** Begin Extracted records **

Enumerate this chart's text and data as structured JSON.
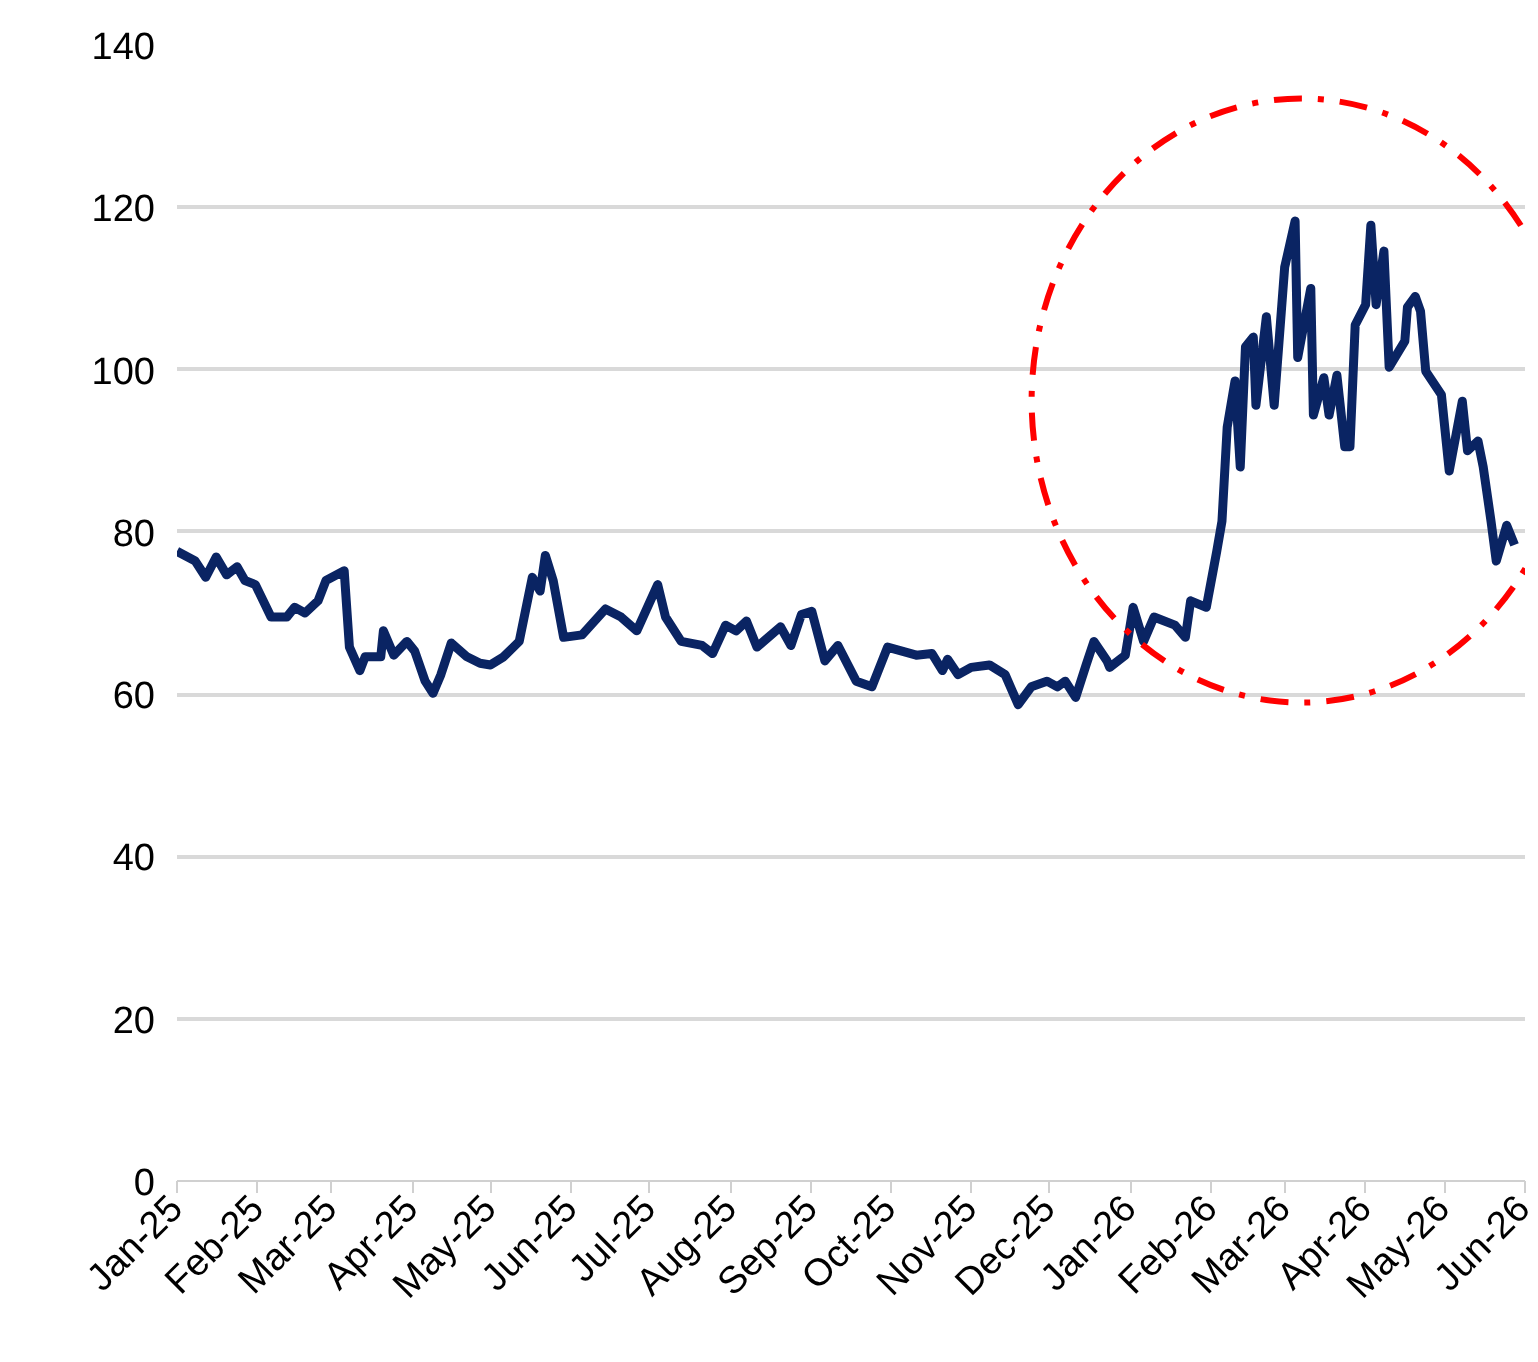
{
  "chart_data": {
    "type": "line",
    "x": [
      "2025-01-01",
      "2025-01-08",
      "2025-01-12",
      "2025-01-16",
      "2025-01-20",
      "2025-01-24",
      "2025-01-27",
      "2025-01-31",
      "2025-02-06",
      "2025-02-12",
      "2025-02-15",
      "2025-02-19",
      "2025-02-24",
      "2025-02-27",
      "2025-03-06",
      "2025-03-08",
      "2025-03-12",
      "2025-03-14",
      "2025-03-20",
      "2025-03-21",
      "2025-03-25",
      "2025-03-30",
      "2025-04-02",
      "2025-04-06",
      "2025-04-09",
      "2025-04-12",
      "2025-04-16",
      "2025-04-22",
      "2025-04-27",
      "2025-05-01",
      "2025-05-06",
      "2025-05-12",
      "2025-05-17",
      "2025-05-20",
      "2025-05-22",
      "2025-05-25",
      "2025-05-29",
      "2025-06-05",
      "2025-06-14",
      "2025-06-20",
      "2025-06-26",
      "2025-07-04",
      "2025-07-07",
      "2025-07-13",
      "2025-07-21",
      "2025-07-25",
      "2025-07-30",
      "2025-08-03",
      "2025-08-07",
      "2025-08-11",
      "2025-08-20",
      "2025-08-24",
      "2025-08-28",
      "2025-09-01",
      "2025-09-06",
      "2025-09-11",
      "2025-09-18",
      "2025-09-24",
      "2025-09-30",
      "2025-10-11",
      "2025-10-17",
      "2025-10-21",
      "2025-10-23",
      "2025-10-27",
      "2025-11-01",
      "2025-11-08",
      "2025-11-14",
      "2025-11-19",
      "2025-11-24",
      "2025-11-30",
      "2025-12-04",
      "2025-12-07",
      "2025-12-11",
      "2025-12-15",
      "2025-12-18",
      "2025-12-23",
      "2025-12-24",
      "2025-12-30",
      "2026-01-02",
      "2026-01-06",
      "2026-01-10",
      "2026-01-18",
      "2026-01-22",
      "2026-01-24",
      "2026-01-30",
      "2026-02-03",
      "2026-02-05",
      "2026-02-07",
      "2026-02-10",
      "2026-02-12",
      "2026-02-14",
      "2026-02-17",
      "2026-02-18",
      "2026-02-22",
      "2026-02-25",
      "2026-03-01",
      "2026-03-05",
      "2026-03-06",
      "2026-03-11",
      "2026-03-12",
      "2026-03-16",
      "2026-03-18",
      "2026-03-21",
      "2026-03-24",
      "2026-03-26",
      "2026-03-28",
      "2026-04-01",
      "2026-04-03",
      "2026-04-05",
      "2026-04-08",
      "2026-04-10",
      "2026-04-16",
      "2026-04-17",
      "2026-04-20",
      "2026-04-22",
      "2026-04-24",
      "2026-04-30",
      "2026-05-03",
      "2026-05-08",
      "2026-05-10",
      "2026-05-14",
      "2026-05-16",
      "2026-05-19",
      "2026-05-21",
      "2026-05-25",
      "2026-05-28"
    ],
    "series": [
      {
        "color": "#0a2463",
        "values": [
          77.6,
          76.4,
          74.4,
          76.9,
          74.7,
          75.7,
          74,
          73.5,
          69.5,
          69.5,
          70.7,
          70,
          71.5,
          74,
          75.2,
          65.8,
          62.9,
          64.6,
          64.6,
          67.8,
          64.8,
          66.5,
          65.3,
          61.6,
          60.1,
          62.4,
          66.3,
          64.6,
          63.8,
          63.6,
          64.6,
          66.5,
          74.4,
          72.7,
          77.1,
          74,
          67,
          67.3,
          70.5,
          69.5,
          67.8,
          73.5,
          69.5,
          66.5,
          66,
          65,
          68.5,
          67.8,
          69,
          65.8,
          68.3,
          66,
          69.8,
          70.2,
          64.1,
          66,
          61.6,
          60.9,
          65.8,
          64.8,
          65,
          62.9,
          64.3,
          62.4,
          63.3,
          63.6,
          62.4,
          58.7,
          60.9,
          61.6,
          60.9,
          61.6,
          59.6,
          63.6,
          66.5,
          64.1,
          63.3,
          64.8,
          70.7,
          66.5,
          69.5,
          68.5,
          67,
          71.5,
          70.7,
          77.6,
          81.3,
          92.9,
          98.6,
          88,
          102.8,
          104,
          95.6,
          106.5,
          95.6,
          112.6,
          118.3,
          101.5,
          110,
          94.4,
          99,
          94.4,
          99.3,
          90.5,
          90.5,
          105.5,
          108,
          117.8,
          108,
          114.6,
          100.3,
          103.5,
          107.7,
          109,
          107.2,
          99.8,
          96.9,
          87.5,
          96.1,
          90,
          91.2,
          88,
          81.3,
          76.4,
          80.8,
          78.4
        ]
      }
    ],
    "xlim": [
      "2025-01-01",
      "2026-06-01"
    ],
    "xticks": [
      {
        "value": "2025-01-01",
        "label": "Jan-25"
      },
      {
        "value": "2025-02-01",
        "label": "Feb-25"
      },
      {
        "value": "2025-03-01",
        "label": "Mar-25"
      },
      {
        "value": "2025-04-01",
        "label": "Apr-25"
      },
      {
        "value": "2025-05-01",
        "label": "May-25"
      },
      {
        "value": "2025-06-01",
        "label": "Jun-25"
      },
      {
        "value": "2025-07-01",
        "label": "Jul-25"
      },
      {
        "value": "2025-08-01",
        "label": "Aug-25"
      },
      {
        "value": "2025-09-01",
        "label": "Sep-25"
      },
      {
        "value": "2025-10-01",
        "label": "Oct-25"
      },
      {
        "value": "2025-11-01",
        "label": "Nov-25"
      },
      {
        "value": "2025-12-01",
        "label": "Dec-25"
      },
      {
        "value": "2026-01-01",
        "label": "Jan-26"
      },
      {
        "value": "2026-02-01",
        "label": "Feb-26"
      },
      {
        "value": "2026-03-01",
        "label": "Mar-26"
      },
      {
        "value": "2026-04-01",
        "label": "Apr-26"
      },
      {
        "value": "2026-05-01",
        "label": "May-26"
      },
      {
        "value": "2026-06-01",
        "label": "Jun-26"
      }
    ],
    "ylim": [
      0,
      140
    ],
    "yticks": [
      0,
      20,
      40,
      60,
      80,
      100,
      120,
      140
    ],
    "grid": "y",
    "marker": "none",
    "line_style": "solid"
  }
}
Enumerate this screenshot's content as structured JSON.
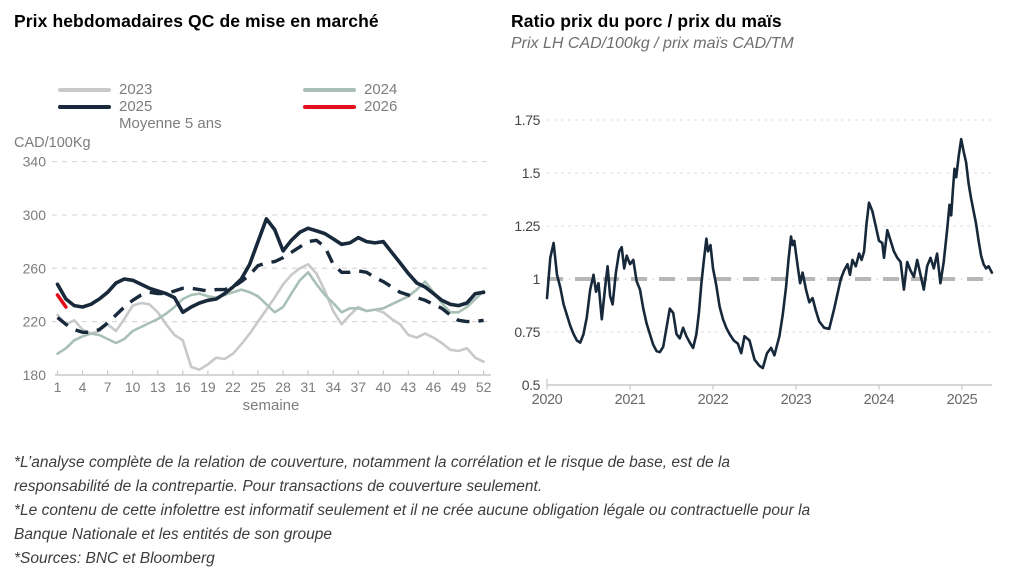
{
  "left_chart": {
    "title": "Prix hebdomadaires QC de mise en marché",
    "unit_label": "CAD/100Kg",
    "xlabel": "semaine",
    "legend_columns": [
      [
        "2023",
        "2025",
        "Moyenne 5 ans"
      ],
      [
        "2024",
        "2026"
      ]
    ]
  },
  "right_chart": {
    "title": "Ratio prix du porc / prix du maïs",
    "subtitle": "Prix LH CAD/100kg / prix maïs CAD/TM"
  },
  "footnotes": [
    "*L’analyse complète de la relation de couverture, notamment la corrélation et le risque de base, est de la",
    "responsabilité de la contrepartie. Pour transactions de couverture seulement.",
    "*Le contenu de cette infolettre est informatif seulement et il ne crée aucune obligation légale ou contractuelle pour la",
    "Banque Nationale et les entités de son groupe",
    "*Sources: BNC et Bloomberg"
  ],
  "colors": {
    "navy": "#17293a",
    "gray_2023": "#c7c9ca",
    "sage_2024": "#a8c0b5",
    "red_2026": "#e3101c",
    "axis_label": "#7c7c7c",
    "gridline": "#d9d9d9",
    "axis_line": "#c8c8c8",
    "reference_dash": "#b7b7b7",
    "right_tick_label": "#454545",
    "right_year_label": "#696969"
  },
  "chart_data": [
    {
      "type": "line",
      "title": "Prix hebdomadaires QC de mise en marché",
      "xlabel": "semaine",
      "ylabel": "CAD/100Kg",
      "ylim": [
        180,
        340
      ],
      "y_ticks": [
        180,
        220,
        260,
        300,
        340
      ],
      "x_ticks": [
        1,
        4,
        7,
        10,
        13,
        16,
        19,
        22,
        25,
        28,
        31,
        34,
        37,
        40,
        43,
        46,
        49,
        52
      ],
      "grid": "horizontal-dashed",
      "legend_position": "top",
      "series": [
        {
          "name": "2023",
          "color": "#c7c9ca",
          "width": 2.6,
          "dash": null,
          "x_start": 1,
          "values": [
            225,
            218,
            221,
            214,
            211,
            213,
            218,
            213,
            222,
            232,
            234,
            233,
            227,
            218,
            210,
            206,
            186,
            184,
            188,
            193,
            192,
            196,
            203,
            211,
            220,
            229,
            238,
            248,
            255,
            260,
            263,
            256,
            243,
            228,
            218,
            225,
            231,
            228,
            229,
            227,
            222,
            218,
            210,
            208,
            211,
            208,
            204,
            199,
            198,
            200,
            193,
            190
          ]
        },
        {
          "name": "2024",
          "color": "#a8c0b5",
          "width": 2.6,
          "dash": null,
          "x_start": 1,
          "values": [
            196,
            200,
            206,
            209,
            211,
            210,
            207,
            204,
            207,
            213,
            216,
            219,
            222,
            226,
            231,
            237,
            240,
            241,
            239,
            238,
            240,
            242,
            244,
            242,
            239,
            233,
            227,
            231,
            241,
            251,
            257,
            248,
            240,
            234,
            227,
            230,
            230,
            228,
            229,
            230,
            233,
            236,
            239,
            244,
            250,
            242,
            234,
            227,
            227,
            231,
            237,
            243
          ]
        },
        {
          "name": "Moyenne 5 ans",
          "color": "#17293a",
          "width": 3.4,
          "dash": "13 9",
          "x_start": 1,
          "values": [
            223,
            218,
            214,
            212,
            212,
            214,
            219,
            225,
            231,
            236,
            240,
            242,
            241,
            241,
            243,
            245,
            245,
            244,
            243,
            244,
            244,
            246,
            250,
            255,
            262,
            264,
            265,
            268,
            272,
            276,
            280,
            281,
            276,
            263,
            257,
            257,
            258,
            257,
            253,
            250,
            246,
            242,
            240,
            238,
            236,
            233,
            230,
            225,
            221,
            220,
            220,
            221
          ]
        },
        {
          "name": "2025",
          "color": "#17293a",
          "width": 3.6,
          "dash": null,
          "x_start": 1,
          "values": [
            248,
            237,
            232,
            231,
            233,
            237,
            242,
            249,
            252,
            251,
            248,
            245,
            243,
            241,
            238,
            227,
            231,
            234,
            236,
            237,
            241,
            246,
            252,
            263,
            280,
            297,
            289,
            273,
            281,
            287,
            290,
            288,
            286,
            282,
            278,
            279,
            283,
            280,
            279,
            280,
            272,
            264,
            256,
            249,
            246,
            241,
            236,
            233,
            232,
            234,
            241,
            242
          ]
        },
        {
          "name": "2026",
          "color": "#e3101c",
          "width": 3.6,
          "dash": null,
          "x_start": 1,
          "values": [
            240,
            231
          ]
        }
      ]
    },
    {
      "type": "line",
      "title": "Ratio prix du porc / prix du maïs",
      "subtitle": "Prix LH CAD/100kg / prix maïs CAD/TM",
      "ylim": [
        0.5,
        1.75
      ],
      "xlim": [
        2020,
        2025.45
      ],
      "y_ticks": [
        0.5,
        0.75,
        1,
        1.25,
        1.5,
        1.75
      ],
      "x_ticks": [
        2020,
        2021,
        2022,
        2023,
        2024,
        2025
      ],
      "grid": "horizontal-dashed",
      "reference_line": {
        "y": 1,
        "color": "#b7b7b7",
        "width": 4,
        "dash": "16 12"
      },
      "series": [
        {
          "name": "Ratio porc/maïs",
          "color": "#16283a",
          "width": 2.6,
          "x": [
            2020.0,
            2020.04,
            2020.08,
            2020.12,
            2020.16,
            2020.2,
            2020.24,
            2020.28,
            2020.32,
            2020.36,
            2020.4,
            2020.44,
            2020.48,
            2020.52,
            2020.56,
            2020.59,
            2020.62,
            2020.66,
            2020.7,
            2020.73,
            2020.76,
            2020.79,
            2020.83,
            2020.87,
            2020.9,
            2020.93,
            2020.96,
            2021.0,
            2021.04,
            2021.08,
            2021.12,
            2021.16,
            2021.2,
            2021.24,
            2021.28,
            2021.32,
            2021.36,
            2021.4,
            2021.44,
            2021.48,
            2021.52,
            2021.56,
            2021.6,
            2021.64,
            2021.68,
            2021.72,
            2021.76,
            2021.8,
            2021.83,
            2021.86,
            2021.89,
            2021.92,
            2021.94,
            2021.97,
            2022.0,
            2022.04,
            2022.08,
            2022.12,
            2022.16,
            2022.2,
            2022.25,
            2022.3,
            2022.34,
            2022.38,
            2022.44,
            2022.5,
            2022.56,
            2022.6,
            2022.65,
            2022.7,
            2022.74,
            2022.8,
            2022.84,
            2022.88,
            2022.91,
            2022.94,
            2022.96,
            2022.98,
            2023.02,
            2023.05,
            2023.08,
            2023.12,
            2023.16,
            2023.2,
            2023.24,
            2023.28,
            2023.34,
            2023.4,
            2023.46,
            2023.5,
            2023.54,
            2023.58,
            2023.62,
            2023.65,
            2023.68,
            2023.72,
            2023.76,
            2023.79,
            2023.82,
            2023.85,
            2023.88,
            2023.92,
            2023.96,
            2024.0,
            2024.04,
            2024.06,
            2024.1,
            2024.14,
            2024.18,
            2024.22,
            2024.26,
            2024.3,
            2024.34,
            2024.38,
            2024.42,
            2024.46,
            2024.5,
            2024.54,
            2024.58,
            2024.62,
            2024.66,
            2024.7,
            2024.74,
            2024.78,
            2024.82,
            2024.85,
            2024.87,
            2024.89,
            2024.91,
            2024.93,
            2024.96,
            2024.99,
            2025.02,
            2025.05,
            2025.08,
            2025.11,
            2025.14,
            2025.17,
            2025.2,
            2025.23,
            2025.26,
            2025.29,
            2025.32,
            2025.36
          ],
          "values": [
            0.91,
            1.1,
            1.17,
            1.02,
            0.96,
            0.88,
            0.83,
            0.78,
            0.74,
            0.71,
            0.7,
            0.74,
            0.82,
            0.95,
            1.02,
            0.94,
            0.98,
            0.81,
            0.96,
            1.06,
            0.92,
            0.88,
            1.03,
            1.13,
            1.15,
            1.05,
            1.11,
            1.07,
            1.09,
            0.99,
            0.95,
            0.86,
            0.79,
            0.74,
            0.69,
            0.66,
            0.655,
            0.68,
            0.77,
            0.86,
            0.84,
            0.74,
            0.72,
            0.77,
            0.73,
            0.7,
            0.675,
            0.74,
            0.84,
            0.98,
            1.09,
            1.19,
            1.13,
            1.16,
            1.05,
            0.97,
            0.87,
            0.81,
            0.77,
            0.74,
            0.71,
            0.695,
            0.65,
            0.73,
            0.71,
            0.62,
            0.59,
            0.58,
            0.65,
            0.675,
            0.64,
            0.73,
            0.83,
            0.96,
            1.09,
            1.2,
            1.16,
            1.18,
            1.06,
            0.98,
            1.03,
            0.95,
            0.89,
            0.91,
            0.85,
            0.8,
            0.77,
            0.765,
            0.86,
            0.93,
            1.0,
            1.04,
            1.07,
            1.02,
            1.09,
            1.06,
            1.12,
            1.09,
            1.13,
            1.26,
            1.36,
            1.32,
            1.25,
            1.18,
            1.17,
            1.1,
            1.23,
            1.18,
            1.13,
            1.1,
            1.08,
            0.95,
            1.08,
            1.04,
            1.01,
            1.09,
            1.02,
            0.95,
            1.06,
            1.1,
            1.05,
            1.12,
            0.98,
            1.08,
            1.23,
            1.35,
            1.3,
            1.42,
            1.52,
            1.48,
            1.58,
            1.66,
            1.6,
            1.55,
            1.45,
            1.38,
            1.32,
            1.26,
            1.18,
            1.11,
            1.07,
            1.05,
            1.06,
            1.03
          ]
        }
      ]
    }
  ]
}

** End Extracted records **

What you will do
Note how many lines in the listing above hold the string "maïs", then give only that figure.

Completed task
5